### Your task:
Write out all of the data without omission, exactly as shown.

### Data to process:
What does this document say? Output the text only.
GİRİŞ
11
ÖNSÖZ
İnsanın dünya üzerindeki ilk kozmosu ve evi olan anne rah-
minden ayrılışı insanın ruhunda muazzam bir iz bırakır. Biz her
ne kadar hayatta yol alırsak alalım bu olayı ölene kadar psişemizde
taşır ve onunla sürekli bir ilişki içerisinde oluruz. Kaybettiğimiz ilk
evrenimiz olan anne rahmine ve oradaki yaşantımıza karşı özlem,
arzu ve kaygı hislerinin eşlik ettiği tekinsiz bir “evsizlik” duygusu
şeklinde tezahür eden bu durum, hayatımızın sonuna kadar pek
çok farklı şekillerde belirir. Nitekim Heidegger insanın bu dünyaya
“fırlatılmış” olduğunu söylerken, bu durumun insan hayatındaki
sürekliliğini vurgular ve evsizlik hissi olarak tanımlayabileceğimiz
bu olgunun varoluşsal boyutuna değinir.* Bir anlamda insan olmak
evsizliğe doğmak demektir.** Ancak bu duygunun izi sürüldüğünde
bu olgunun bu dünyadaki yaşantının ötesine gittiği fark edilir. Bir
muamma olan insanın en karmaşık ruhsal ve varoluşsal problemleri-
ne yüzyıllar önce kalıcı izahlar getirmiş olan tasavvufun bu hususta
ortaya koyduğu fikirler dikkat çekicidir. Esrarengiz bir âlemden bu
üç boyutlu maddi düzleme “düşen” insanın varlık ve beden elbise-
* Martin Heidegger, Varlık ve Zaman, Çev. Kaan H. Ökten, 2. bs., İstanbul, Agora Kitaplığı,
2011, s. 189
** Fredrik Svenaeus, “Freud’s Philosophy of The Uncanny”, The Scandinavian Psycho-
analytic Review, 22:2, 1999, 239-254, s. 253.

### Output below:
What does this document say? Output the text only.
GİRİŞ
11
ÖNSÖZ
İnsanın dünya üzerindeki ilk kozmosu ve evi olan anne rah-
minden ayrılışı insanın ruhunda muazzam bir iz bırakır. Biz her
ne kadar hayatta yol alırsak alalım bu olayı ölene kadar psişemizde
taşır ve onunla sürekli bir ilişki içerisinde oluruz. Kaybettiğimiz ilk
evrenimiz olan anne rahmine ve oradaki yaşantımıza karşı özlem,
arzu ve kaygı hislerinin eşlik ettiği tekinsiz bir “evsizlik” duygusu
şeklinde tezahür eden bu durum, hayatımızın sonuna kadar pek
çok farklı şekillerde belirir. Nitekim Heidegger insanın bu dünyaya
“fırlatılmış” olduğunu söylerken, bu durumun insan hayatındaki
sürekliliğini vurgular ve evsizlik hissi olarak tanımlayabileceğimiz
bu olgunun varoluşsal boyutuna değinir.* Bir anlamda insan olmak
evsizliğe doğmak demektir.** Ancak bu duygunun izi sürüldüğünde
bu olgunun bu dünyadaki yaşantının ötesine gittiği fark edilir. Bir
muamma olan insanın en karmaşık ruhsal ve varoluşsal problemleri-
ne yüzyıllar önce kalıcı izahlar getirmiş olan tasavvufun bu hususta
ortaya koyduğu fikirler dikkat çekicidir. Esrarengiz bir âlemden bu
üç boyutlu maddi düzleme “düşen” insanın varlık ve beden elbise-
* Martin Heidegger, Varlık ve Zaman, Çev. Kaan H. Ökten, 2. bs., İstanbul, Agora Kitaplığı,
2011, s. 189
** Fredrik Svenaeus, “Freud’s Philosophy of The Uncanny”, The Scandinavian Psycho-
analytic Review, 22:2, 1999, 239-254, s. 253.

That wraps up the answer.